-- What you will do --
Out of the lines below, please list those that hold the string "STELIB".

***** Stored rows

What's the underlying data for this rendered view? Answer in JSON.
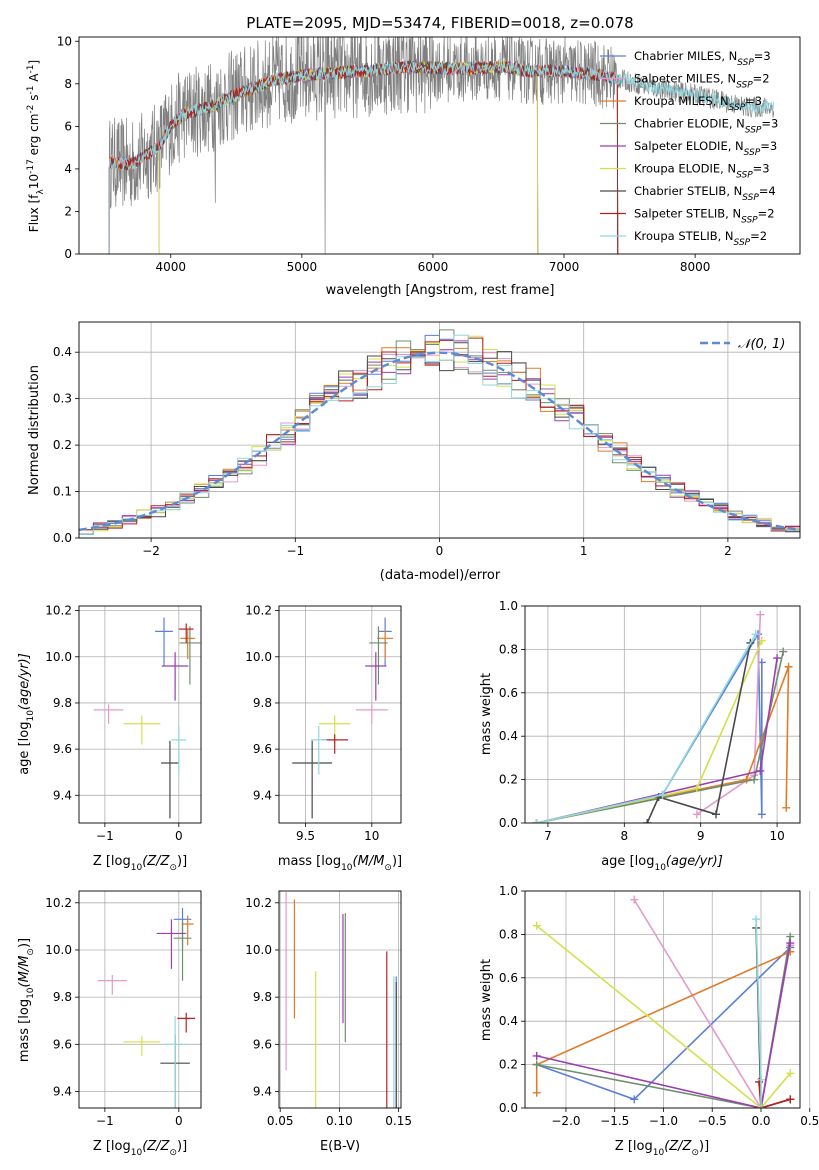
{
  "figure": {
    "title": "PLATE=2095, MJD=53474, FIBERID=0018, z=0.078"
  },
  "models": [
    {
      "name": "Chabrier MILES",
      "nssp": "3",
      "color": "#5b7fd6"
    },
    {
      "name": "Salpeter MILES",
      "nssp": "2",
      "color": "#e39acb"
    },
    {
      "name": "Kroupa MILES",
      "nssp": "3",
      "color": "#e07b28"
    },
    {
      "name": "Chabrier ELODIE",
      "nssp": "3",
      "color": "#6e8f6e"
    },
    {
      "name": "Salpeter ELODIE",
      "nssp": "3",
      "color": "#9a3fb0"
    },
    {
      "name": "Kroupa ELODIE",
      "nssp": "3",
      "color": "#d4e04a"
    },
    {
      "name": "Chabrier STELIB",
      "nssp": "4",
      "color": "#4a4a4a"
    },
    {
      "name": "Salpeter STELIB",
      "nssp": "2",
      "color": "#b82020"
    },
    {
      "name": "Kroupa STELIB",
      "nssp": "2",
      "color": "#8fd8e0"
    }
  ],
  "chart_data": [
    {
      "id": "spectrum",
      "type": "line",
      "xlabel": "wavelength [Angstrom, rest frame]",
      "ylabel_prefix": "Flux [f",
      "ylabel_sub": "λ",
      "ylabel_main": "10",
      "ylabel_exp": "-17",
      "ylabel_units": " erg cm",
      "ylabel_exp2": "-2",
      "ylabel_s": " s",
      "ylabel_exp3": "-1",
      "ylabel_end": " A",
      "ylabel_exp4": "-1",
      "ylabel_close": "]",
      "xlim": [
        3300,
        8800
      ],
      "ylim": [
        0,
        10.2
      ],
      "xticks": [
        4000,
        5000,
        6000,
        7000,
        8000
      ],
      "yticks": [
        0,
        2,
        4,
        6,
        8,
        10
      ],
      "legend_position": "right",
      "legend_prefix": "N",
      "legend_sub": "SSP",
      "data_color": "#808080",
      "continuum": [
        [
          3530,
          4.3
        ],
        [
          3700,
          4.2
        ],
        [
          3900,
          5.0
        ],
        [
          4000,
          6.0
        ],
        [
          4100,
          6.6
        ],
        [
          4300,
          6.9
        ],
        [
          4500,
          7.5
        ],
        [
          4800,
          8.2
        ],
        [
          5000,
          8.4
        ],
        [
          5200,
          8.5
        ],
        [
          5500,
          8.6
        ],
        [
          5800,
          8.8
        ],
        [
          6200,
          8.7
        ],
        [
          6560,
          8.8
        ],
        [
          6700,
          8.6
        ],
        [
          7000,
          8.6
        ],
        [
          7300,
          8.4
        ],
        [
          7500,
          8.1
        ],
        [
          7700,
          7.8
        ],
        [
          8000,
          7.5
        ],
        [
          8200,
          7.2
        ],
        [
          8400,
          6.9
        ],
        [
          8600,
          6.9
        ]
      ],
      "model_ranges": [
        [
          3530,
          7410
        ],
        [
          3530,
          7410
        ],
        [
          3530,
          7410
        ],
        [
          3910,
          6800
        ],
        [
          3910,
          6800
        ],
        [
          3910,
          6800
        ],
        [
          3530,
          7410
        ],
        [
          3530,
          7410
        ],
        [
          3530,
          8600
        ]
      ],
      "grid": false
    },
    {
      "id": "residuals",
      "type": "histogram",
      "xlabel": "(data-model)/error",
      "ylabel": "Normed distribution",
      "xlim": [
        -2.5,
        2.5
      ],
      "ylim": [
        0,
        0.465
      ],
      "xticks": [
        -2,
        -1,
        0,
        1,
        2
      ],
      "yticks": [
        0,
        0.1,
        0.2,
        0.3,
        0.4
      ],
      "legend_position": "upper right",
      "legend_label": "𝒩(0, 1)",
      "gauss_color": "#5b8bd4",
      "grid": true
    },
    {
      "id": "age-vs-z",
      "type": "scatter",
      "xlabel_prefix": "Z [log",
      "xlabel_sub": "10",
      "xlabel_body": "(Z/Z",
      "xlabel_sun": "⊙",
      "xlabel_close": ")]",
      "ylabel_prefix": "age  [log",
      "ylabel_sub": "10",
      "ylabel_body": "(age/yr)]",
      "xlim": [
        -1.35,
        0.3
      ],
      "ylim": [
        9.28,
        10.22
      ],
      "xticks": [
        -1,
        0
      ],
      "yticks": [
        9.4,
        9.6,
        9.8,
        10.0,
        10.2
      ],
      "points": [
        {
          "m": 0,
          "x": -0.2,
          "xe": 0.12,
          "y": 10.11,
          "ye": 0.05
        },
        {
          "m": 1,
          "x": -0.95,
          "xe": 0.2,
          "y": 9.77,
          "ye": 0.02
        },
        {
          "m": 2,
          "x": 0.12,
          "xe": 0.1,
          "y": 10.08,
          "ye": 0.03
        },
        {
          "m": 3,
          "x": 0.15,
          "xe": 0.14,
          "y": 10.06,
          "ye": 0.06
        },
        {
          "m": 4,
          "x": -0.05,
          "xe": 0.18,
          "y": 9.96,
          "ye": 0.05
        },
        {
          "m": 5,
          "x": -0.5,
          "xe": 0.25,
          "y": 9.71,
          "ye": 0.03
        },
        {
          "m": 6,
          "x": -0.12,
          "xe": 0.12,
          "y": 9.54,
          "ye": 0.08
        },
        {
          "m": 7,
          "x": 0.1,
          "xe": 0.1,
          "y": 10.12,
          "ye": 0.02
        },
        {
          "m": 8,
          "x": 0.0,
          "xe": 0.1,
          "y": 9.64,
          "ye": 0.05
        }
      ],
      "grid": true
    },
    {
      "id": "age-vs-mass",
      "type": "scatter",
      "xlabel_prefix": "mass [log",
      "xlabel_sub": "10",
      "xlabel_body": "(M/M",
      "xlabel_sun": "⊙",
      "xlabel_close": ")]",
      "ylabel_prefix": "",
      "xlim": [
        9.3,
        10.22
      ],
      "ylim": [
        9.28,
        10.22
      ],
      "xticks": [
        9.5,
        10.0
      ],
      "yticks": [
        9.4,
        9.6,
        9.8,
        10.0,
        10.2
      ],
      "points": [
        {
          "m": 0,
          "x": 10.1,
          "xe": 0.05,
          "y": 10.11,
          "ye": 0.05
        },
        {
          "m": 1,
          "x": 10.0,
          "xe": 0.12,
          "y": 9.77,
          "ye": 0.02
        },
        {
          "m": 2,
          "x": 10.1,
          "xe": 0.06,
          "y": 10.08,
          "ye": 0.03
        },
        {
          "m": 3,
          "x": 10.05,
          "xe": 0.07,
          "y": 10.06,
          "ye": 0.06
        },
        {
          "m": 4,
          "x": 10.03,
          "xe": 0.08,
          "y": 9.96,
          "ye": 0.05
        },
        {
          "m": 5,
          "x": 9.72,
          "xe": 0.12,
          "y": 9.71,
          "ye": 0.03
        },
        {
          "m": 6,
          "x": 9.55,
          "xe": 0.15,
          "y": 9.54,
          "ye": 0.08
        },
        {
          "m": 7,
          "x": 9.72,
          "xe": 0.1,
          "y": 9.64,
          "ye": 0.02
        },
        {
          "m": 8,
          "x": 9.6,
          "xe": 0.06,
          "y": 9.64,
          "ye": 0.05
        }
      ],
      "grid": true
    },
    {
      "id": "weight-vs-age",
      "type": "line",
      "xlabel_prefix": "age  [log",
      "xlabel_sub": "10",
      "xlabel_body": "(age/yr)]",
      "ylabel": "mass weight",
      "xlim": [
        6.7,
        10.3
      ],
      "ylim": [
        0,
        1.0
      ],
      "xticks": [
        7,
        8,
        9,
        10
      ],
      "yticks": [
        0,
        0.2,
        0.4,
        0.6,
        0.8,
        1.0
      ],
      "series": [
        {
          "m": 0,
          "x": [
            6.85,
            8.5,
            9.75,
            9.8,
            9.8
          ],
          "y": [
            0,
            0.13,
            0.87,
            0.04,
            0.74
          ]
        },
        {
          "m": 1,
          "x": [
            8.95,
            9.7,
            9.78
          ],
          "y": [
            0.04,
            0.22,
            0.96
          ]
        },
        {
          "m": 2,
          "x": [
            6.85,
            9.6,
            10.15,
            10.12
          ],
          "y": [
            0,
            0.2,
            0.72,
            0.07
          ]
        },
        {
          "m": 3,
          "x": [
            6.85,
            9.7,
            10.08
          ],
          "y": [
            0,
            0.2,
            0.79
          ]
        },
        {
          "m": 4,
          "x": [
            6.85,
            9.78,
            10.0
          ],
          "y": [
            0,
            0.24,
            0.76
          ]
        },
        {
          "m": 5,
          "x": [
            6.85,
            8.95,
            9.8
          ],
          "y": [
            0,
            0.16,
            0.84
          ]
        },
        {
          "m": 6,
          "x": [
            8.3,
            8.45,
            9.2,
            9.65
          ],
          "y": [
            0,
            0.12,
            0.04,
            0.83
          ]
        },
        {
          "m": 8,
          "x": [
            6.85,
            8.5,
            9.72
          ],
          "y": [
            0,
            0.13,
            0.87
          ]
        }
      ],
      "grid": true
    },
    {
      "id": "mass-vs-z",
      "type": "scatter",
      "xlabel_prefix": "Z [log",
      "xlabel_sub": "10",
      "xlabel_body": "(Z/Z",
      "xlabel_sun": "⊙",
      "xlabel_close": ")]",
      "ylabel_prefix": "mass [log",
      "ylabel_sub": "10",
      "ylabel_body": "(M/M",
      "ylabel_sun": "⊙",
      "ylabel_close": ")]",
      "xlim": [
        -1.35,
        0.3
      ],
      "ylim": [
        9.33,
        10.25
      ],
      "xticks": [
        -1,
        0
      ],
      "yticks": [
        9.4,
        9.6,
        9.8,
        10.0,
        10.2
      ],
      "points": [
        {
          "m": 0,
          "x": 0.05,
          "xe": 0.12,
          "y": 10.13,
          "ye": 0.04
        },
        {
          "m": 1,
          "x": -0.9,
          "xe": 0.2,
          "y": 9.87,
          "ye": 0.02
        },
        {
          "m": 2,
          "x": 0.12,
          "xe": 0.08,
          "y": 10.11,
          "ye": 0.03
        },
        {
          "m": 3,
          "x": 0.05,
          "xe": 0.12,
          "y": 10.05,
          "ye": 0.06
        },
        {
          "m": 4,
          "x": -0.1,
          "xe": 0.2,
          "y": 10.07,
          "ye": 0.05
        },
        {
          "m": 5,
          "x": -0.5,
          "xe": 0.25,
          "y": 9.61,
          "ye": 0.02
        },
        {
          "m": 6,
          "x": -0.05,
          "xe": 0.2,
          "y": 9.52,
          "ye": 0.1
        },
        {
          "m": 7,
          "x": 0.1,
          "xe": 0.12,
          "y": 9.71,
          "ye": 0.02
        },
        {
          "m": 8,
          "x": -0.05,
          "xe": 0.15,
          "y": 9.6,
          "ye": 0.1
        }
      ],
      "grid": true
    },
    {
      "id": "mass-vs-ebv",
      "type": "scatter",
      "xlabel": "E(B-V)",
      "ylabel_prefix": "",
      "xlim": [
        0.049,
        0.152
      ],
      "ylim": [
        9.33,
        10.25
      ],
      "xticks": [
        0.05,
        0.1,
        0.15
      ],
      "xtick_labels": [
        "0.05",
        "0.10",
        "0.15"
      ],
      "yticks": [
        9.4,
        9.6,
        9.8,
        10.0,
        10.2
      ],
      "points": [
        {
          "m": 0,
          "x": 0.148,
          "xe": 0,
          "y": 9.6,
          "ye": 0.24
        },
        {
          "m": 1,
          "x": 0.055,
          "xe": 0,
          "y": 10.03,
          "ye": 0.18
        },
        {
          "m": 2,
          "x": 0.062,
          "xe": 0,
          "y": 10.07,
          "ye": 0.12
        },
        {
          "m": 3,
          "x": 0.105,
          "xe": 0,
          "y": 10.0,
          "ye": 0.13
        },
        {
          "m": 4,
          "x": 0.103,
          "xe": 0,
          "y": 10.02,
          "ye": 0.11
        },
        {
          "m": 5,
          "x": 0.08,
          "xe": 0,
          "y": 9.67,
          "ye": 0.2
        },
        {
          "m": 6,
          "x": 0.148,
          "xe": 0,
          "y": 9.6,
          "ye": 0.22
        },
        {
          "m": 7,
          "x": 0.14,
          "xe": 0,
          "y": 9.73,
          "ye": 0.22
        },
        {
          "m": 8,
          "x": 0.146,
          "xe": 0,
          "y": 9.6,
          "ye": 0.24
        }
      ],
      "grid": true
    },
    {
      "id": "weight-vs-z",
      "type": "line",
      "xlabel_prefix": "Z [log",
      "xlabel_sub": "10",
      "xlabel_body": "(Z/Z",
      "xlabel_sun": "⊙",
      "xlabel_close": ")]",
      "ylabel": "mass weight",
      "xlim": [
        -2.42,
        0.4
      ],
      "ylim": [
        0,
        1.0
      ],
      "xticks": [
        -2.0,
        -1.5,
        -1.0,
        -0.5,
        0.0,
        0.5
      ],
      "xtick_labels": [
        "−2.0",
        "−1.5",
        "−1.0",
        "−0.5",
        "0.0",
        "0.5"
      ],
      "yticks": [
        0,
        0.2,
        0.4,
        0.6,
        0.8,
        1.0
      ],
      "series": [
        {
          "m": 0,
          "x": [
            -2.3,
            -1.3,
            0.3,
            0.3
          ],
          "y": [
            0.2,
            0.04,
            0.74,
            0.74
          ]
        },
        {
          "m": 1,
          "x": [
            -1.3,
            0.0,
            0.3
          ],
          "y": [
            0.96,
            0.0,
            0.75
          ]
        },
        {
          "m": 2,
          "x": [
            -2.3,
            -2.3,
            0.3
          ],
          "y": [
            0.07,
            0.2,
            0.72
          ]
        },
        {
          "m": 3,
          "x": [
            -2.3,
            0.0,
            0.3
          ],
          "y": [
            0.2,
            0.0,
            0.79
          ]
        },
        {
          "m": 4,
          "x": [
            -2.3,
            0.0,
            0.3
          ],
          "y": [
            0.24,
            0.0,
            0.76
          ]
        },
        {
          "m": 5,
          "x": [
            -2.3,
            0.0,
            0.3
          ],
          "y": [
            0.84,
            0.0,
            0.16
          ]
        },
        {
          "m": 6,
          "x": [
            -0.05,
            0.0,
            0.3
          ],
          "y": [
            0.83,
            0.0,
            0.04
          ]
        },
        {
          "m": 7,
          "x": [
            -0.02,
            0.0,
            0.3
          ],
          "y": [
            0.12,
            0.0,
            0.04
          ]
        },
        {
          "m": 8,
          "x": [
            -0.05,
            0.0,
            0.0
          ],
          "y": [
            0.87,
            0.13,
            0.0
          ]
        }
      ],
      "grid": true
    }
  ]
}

**********

-- Result for this task --
      "name": "Chabrier STELIB",
      "name": "Salpeter STELIB",
      "name": "Kroupa STELIB",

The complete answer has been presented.